* **Prompt**
Print the entries below word for word; the pictures stay out of your copy.

* **Dataset content**
>>>>

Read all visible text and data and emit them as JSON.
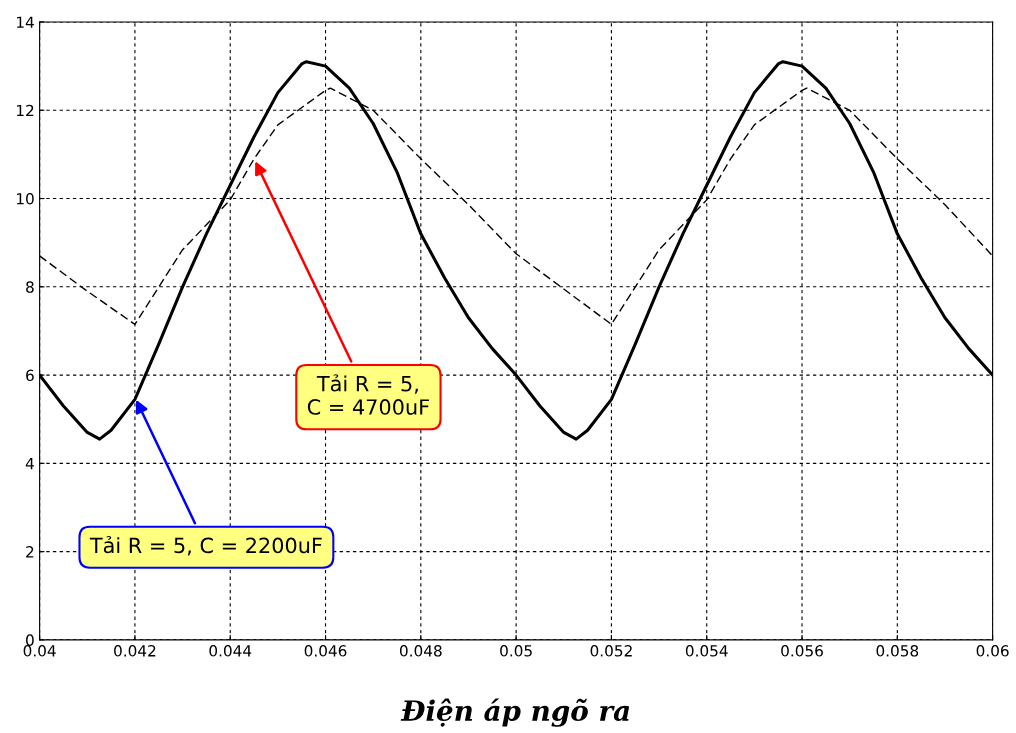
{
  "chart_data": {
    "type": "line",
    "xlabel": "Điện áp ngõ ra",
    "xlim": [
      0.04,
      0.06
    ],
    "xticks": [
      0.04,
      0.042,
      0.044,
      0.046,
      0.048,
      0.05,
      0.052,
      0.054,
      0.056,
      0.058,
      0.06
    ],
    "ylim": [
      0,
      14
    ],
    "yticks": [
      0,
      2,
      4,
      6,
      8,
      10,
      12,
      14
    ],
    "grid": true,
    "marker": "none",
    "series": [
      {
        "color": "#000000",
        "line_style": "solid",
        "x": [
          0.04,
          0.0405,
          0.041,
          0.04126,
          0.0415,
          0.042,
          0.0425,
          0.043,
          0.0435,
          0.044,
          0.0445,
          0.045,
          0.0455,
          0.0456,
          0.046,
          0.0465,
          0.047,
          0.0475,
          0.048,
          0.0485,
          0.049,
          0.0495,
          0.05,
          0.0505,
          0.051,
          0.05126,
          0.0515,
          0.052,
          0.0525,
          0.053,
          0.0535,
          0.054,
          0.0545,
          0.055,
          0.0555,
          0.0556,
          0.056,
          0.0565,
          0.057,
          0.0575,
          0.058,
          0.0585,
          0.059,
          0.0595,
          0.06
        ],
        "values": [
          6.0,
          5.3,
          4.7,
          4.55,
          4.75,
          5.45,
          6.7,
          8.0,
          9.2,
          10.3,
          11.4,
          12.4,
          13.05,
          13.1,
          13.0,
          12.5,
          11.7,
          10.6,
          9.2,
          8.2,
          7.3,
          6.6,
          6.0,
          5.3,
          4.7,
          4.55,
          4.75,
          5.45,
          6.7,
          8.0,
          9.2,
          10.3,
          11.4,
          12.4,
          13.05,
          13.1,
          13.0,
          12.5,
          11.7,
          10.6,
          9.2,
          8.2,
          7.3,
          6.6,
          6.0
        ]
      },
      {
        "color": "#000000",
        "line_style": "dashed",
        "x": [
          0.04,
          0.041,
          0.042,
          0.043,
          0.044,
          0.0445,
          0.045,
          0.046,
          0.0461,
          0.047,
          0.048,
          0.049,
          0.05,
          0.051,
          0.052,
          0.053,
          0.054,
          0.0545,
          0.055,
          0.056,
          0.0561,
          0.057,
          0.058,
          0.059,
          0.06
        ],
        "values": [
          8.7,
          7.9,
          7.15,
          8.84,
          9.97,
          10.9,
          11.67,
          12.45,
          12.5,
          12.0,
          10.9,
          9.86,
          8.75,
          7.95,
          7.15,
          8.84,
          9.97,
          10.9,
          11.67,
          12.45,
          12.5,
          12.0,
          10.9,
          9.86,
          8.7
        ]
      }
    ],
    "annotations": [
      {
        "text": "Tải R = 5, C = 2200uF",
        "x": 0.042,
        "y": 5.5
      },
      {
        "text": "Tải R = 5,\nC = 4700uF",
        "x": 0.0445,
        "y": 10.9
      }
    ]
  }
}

<<<<

* **Task output**
Read all visible text and data and emit them as JSON.
{
  "chart_data": {
    "type": "line",
    "xlabel": "Điện áp ngõ ra",
    "xlim": [
      0.04,
      0.06
    ],
    "xticks": [
      0.04,
      0.042,
      0.044,
      0.046,
      0.048,
      0.05,
      0.052,
      0.054,
      0.056,
      0.058,
      0.06
    ],
    "ylim": [
      0,
      14
    ],
    "yticks": [
      0,
      2,
      4,
      6,
      8,
      10,
      12,
      14
    ],
    "grid": true,
    "marker": "none",
    "series": [
      {
        "color": "#000000",
        "line_style": "solid",
        "x": [
          0.04,
          0.0405,
          0.041,
          0.04126,
          0.0415,
          0.042,
          0.0425,
          0.043,
          0.0435,
          0.044,
          0.0445,
          0.045,
          0.0455,
          0.0456,
          0.046,
          0.0465,
          0.047,
          0.0475,
          0.048,
          0.0485,
          0.049,
          0.0495,
          0.05,
          0.0505,
          0.051,
          0.05126,
          0.0515,
          0.052,
          0.0525,
          0.053,
          0.0535,
          0.054,
          0.0545,
          0.055,
          0.0555,
          0.0556,
          0.056,
          0.0565,
          0.057,
          0.0575,
          0.058,
          0.0585,
          0.059,
          0.0595,
          0.06
        ],
        "values": [
          6.0,
          5.3,
          4.7,
          4.55,
          4.75,
          5.45,
          6.7,
          8.0,
          9.2,
          10.3,
          11.4,
          12.4,
          13.05,
          13.1,
          13.0,
          12.5,
          11.7,
          10.6,
          9.2,
          8.2,
          7.3,
          6.6,
          6.0,
          5.3,
          4.7,
          4.55,
          4.75,
          5.45,
          6.7,
          8.0,
          9.2,
          10.3,
          11.4,
          12.4,
          13.05,
          13.1,
          13.0,
          12.5,
          11.7,
          10.6,
          9.2,
          8.2,
          7.3,
          6.6,
          6.0
        ]
      },
      {
        "color": "#000000",
        "line_style": "dashed",
        "x": [
          0.04,
          0.041,
          0.042,
          0.043,
          0.044,
          0.0445,
          0.045,
          0.046,
          0.0461,
          0.047,
          0.048,
          0.049,
          0.05,
          0.051,
          0.052,
          0.053,
          0.054,
          0.0545,
          0.055,
          0.056,
          0.0561,
          0.057,
          0.058,
          0.059,
          0.06
        ],
        "values": [
          8.7,
          7.9,
          7.15,
          8.84,
          9.97,
          10.9,
          11.67,
          12.45,
          12.5,
          12.0,
          10.9,
          9.86,
          8.75,
          7.95,
          7.15,
          8.84,
          9.97,
          10.9,
          11.67,
          12.45,
          12.5,
          12.0,
          10.9,
          9.86,
          8.7
        ]
      }
    ],
    "annotations": [
      {
        "text": "Tải R = 5, C = 2200uF",
        "x": 0.042,
        "y": 5.5
      },
      {
        "text": "Tải R = 5,\nC = 4700uF",
        "x": 0.0445,
        "y": 10.9
      }
    ]
  }
}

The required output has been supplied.